### [THE REQUEST]
Your copy of the material must match it exactly, except that pictures are dropped.

### [Dataset entries]
^^^^

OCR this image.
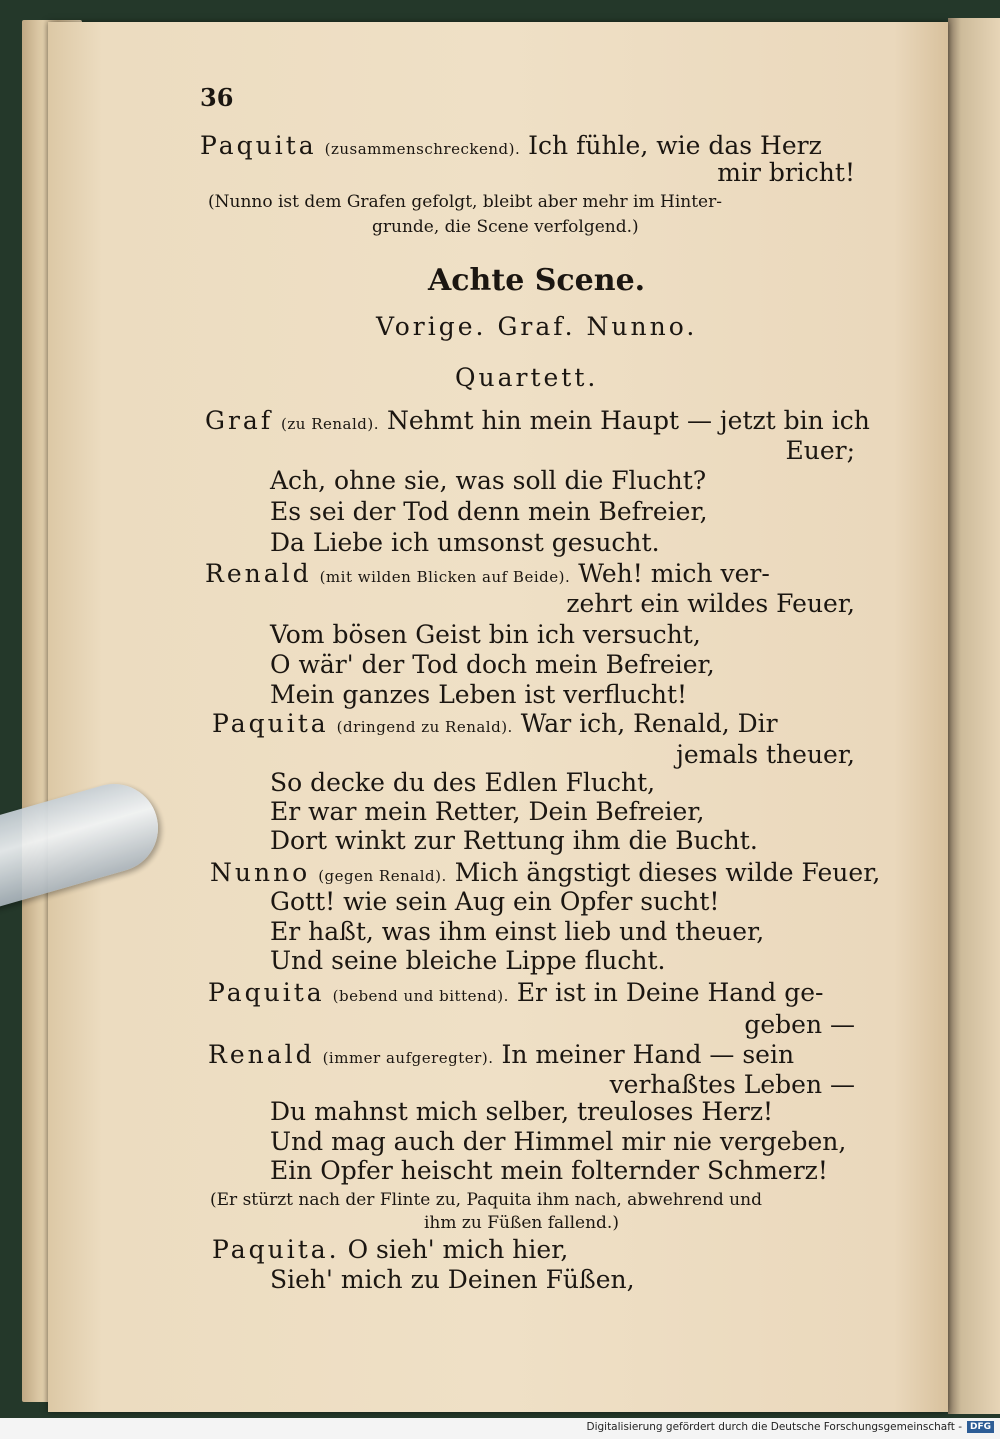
36
Paquita (zusammenschreckend). Ich fühle, wie das Herz
mir bricht!
(Nunno ist dem Grafen gefolgt, bleibt aber mehr im Hinter-
grunde, die Scene verfolgend.)
Achte Scene.
Vorige. Graf. Nunno.
Quartett.
Graf (zu Renald). Nehmt hin mein Haupt — jetzt bin ich
Euer;
Ach, ohne sie, was soll die Flucht?
Es sei der Tod denn mein Befreier,
Da Liebe ich umsonst gesucht.
Renald (mit wilden Blicken auf Beide). Weh! mich ver-
zehrt ein wildes Feuer,
Vom bösen Geist bin ich versucht,
O wär' der Tod doch mein Befreier,
Mein ganzes Leben ist verflucht!
Paquita (dringend zu Renald). War ich, Renald, Dir
jemals theuer,
So decke du des Edlen Flucht,
Er war mein Retter, Dein Befreier,
Dort winkt zur Rettung ihm die Bucht.
Nunno (gegen Renald). Mich ängstigt dieses wilde Feuer,
Gott! wie sein Aug ein Opfer sucht!
Er haßt, was ihm einst lieb und theuer,
Und seine bleiche Lippe flucht.
Paquita (bebend und bittend). Er ist in Deine Hand ge-
geben —
Renald (immer aufgeregter). In meiner Hand — sein
verhaßtes Leben —
Du mahnst mich selber, treuloses Herz!
Und mag auch der Himmel mir nie vergeben,
Ein Opfer heischt mein folternder Schmerz!
(Er stürzt nach der Flinte zu, Paquita ihm nach, abwehrend und
ihm zu Füßen fallend.)
Paquita. O sieh' mich hier,
Sieh' mich zu Deinen Füßen,
Digitalisierung gefördert durch die Deutsche Forschungsgemeinschaft - DFG
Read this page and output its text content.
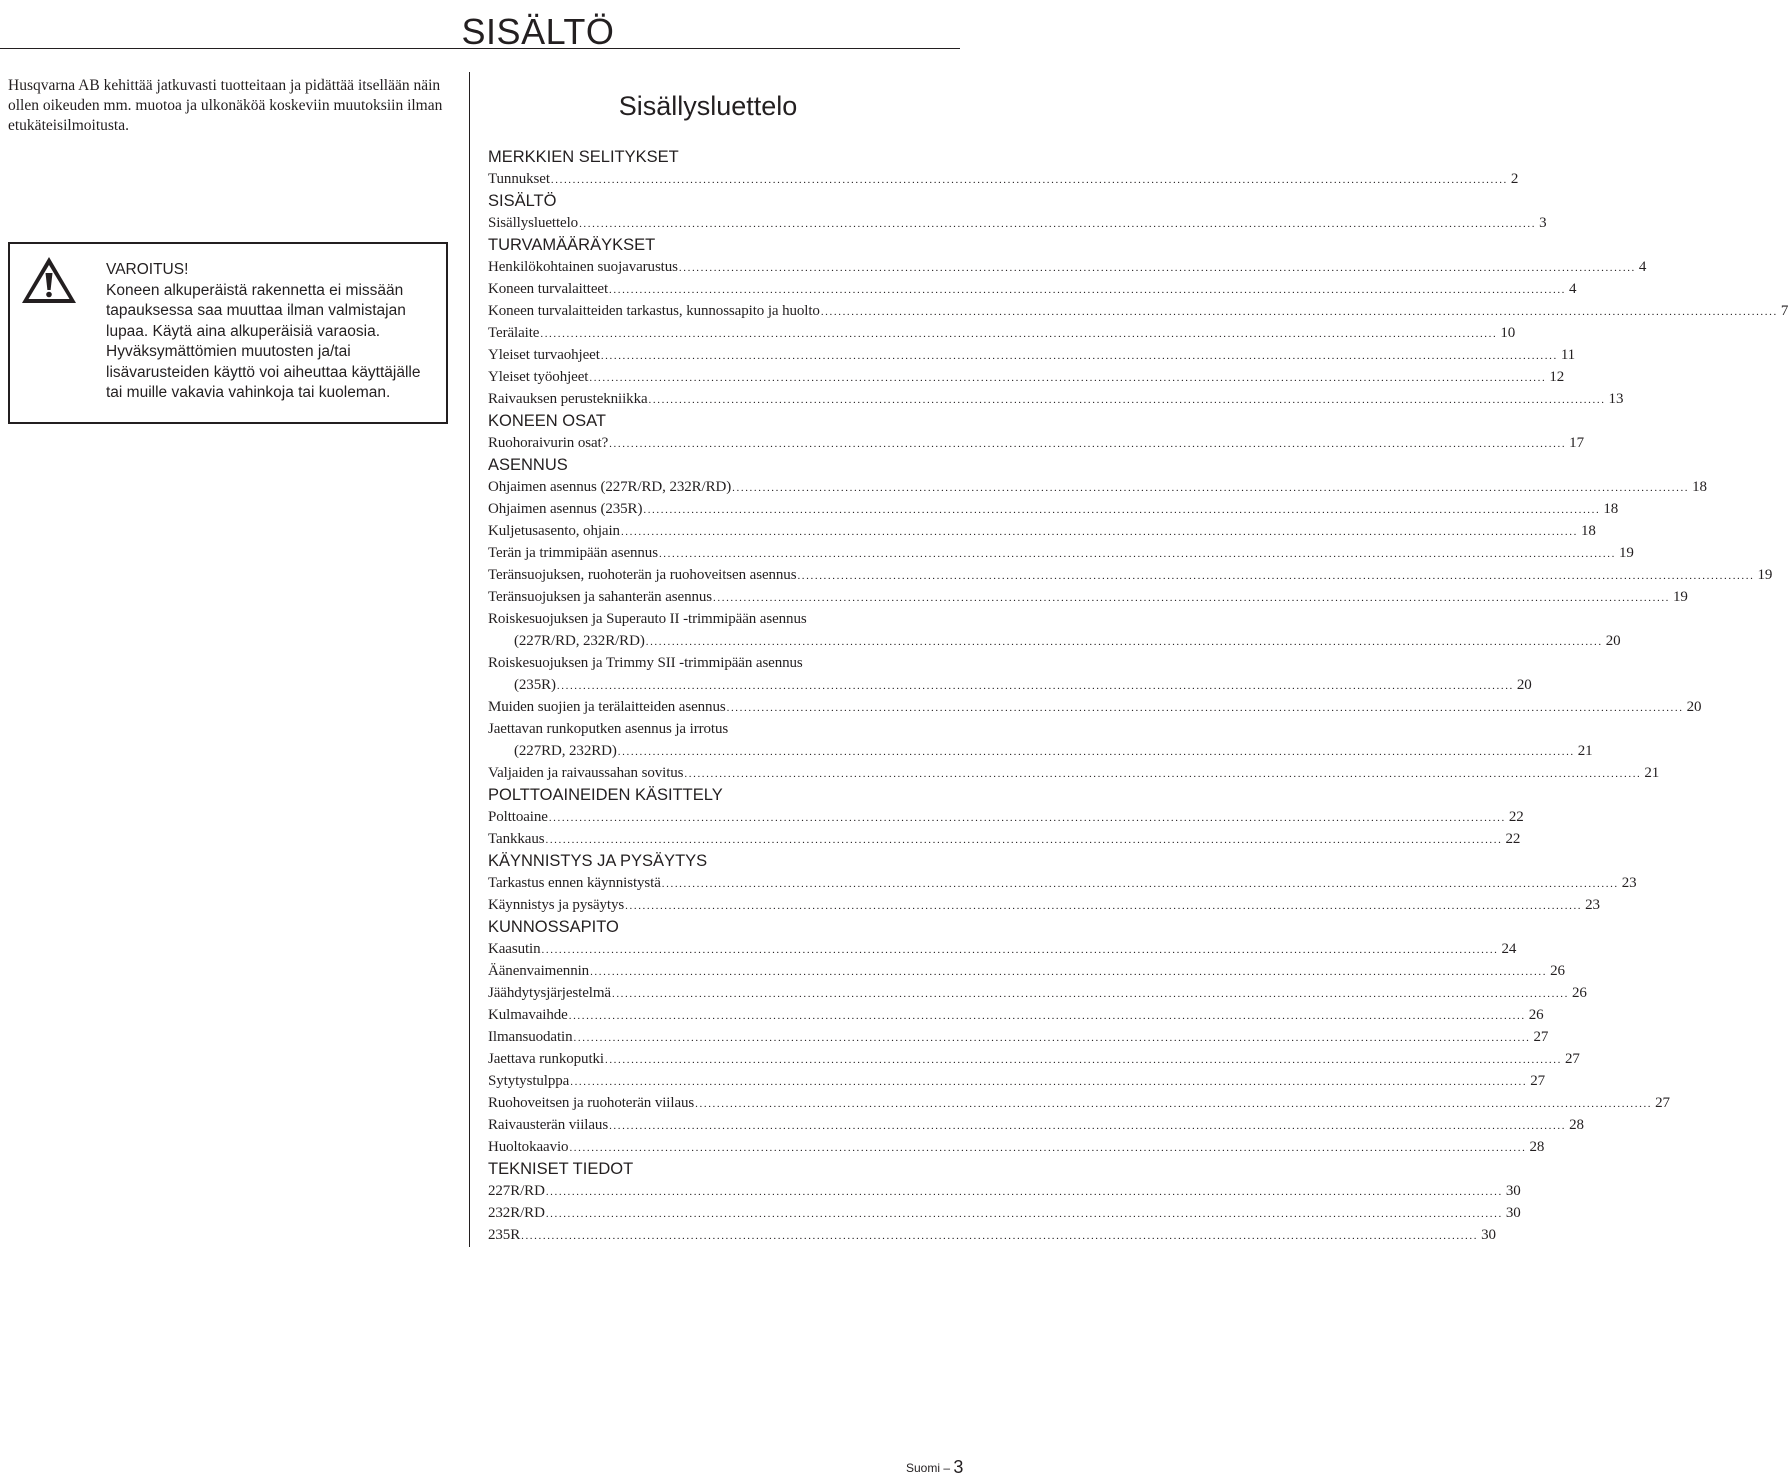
SISÄLTÖ
Husqvarna AB kehittää jatkuvasti tuotteitaan ja pidättää itsellään näin ollen oikeuden mm. muotoa ja ulkonäköä koskeviin muutoksiin ilman etukäteisilmoitusta.
VAROITUS!
Koneen alkuperäistä rakennetta ei missään tapauksessa saa muuttaa ilman valmistajan lupaa. Käytä aina alkuperäisiä varaosia. Hyväksymättömien muutosten ja/tai lisävarusteiden käyttö voi aiheuttaa käyttäjälle tai muille vakavia vahinkoja tai kuoleman.
Sisällysluettelo
MERKKIEN SELITYKSET
Tunnukset ............................................................................................................................................................................................................................ 2
SISÄLTÖ
Sisällysluettelo ............................................................................................................................................................................................................................ 3
TURVAMÄÄRÄYKSET
Henkilökohtainen suojavarustus ............................................................................................................................................................................................................................ 4
Koneen turvalaitteet ............................................................................................................................................................................................................................ 4
Koneen turvalaitteiden tarkastus, kunnossapito ja huolto ............................................................................................................................................................................................................................ 7
Terälaite ............................................................................................................................................................................................................................ 10
Yleiset turvaohjeet ............................................................................................................................................................................................................................ 11
Yleiset työohjeet ............................................................................................................................................................................................................................ 12
Raivauksen perustekniikka ............................................................................................................................................................................................................................ 13
KONEEN OSAT
Ruohoraivurin osat? ............................................................................................................................................................................................................................ 17
ASENNUS
Ohjaimen asennus (227R/RD, 232R/RD) ............................................................................................................................................................................................................................ 18
Ohjaimen asennus (235R) ............................................................................................................................................................................................................................ 18
Kuljetusasento, ohjain ............................................................................................................................................................................................................................ 18
Terän ja trimmipään asennus ............................................................................................................................................................................................................................ 19
Teränsuojuksen, ruohoterän ja ruohoveitsen asennus ............................................................................................................................................................................................................................ 19
Teränsuojuksen ja sahanterän asennus ............................................................................................................................................................................................................................ 19
Roiskesuojuksen ja Superauto II -trimmipään asennus
(227R/RD, 232R/RD) ............................................................................................................................................................................................................................ 20
Roiskesuojuksen ja Trimmy SII -trimmipään asennus
(235R) ............................................................................................................................................................................................................................ 20
Muiden suojien ja terälaitteiden asennus ............................................................................................................................................................................................................................ 20
Jaettavan runkoputken asennus ja irrotus
(227RD, 232RD) ............................................................................................................................................................................................................................ 21
Valjaiden ja raivaussahan sovitus ............................................................................................................................................................................................................................ 21
POLTTOAINEIDEN KÄSITTELY
Polttoaine ............................................................................................................................................................................................................................ 22
Tankkaus ............................................................................................................................................................................................................................ 22
KÄYNNISTYS JA PYSÄYTYS
Tarkastus ennen käynnistystä ............................................................................................................................................................................................................................ 23
Käynnistys ja pysäytys ............................................................................................................................................................................................................................ 23
KUNNOSSAPITO
Kaasutin ............................................................................................................................................................................................................................ 24
Äänenvaimennin ............................................................................................................................................................................................................................ 26
Jäähdytysjärjestelmä ............................................................................................................................................................................................................................ 26
Kulmavaihde ............................................................................................................................................................................................................................ 26
Ilmansuodatin ............................................................................................................................................................................................................................ 27
Jaettava runkoputki ............................................................................................................................................................................................................................ 27
Sytytystulppa ............................................................................................................................................................................................................................ 27
Ruohoveitsen ja ruohoterän viilaus ............................................................................................................................................................................................................................ 27
Raivausterän viilaus ............................................................................................................................................................................................................................ 28
Huoltokaavio ............................................................................................................................................................................................................................ 28
TEKNISET TIEDOT
227R/RD ............................................................................................................................................................................................................................ 30
232R/RD ............................................................................................................................................................................................................................ 30
235R ............................................................................................................................................................................................................................ 30
Suomi – 3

^^^^

### [FINAL ANSWER]
OCR this image.
36
Paquita (zusammenschreckend). Ich fühle, wie das Herz
mir bricht!
(Nunno ist dem Grafen gefolgt, bleibt aber mehr im Hinter-
grunde, die Scene verfolgend.)
Achte Scene.
Vorige. Graf. Nunno.
Quartett.
Graf (zu Renald). Nehmt hin mein Haupt — jetzt bin ich
Euer;
Ach, ohne sie, was soll die Flucht?
Es sei der Tod denn mein Befreier,
Da Liebe ich umsonst gesucht.
Renald (mit wilden Blicken auf Beide). Weh! mich ver-
zehrt ein wildes Feuer,
Vom bösen Geist bin ich versucht,
O wär' der Tod doch mein Befreier,
Mein ganzes Leben ist verflucht!
Paquita (dringend zu Renald). War ich, Renald, Dir
jemals theuer,
So decke du des Edlen Flucht,
Er war mein Retter, Dein Befreier,
Dort winkt zur Rettung ihm die Bucht.
Nunno (gegen Renald). Mich ängstigt dieses wilde Feuer,
Gott! wie sein Aug ein Opfer sucht!
Er haßt, was ihm einst lieb und theuer,
Und seine bleiche Lippe flucht.
Paquita (bebend und bittend). Er ist in Deine Hand ge-
geben —
Renald (immer aufgeregter). In meiner Hand — sein
verhaßtes Leben —
Du mahnst mich selber, treuloses Herz!
Und mag auch der Himmel mir nie vergeben,
Ein Opfer heischt mein folternder Schmerz!
(Er stürzt nach der Flinte zu, Paquita ihm nach, abwehrend und
ihm zu Füßen fallend.)
Paquita. O sieh' mich hier,
Sieh' mich zu Deinen Füßen,
Digitalisierung gefördert durch die Deutsche Forschungsgemeinschaft - DFG
Read this page and output its text content.
SISÄLTÖ
Husqvarna AB kehittää jatkuvasti tuotteitaan ja pidättää itsellään näin ollen oikeuden mm. muotoa ja ulkonäköä koskeviin muutoksiin ilman etukäteisilmoitusta.
VAROITUS!
Koneen alkuperäistä rakennetta ei missään tapauksessa saa muuttaa ilman valmistajan lupaa. Käytä aina alkuperäisiä varaosia. Hyväksymättömien muutosten ja/tai lisävarusteiden käyttö voi aiheuttaa käyttäjälle tai muille vakavia vahinkoja tai kuoleman.
Sisällysluettelo
MERKKIEN SELITYKSET
Tunnukset ............................................................................................................................................................................................................................ 2
SISÄLTÖ
Sisällysluettelo ............................................................................................................................................................................................................................ 3
TURVAMÄÄRÄYKSET
Henkilökohtainen suojavarustus ............................................................................................................................................................................................................................ 4
Koneen turvalaitteet ............................................................................................................................................................................................................................ 4
Koneen turvalaitteiden tarkastus, kunnossapito ja huolto ............................................................................................................................................................................................................................ 7
Terälaite ............................................................................................................................................................................................................................ 10
Yleiset turvaohjeet ............................................................................................................................................................................................................................ 11
Yleiset työohjeet ............................................................................................................................................................................................................................ 12
Raivauksen perustekniikka ............................................................................................................................................................................................................................ 13
KONEEN OSAT
Ruohoraivurin osat? ............................................................................................................................................................................................................................ 17
ASENNUS
Ohjaimen asennus (227R/RD, 232R/RD) ............................................................................................................................................................................................................................ 18
Ohjaimen asennus (235R) ............................................................................................................................................................................................................................ 18
Kuljetusasento, ohjain ............................................................................................................................................................................................................................ 18
Terän ja trimmipään asennus ............................................................................................................................................................................................................................ 19
Teränsuojuksen, ruohoterän ja ruohoveitsen asennus ............................................................................................................................................................................................................................ 19
Teränsuojuksen ja sahanterän asennus ............................................................................................................................................................................................................................ 19
Roiskesuojuksen ja Superauto II -trimmipään asennus
(227R/RD, 232R/RD) ............................................................................................................................................................................................................................ 20
Roiskesuojuksen ja Trimmy SII -trimmipään asennus
(235R) ............................................................................................................................................................................................................................ 20
Muiden suojien ja terälaitteiden asennus ............................................................................................................................................................................................................................ 20
Jaettavan runkoputken asennus ja irrotus
(227RD, 232RD) ............................................................................................................................................................................................................................ 21
Valjaiden ja raivaussahan sovitus ............................................................................................................................................................................................................................ 21
POLTTOAINEIDEN KÄSITTELY
Polttoaine ............................................................................................................................................................................................................................ 22
Tankkaus ............................................................................................................................................................................................................................ 22
KÄYNNISTYS JA PYSÄYTYS
Tarkastus ennen käynnistystä ............................................................................................................................................................................................................................ 23
Käynnistys ja pysäytys ............................................................................................................................................................................................................................ 23
KUNNOSSAPITO
Kaasutin ............................................................................................................................................................................................................................ 24
Äänenvaimennin ............................................................................................................................................................................................................................ 26
Jäähdytysjärjestelmä ............................................................................................................................................................................................................................ 26
Kulmavaihde ............................................................................................................................................................................................................................ 26
Ilmansuodatin ............................................................................................................................................................................................................................ 27
Jaettava runkoputki ............................................................................................................................................................................................................................ 27
Sytytystulppa ............................................................................................................................................................................................................................ 27
Ruohoveitsen ja ruohoterän viilaus ............................................................................................................................................................................................................................ 27
Raivausterän viilaus ............................................................................................................................................................................................................................ 28
Huoltokaavio ............................................................................................................................................................................................................................ 28
TEKNISET TIEDOT
227R/RD ............................................................................................................................................................................................................................ 30
232R/RD ............................................................................................................................................................................................................................ 30
235R ............................................................................................................................................................................................................................ 30
Suomi – 3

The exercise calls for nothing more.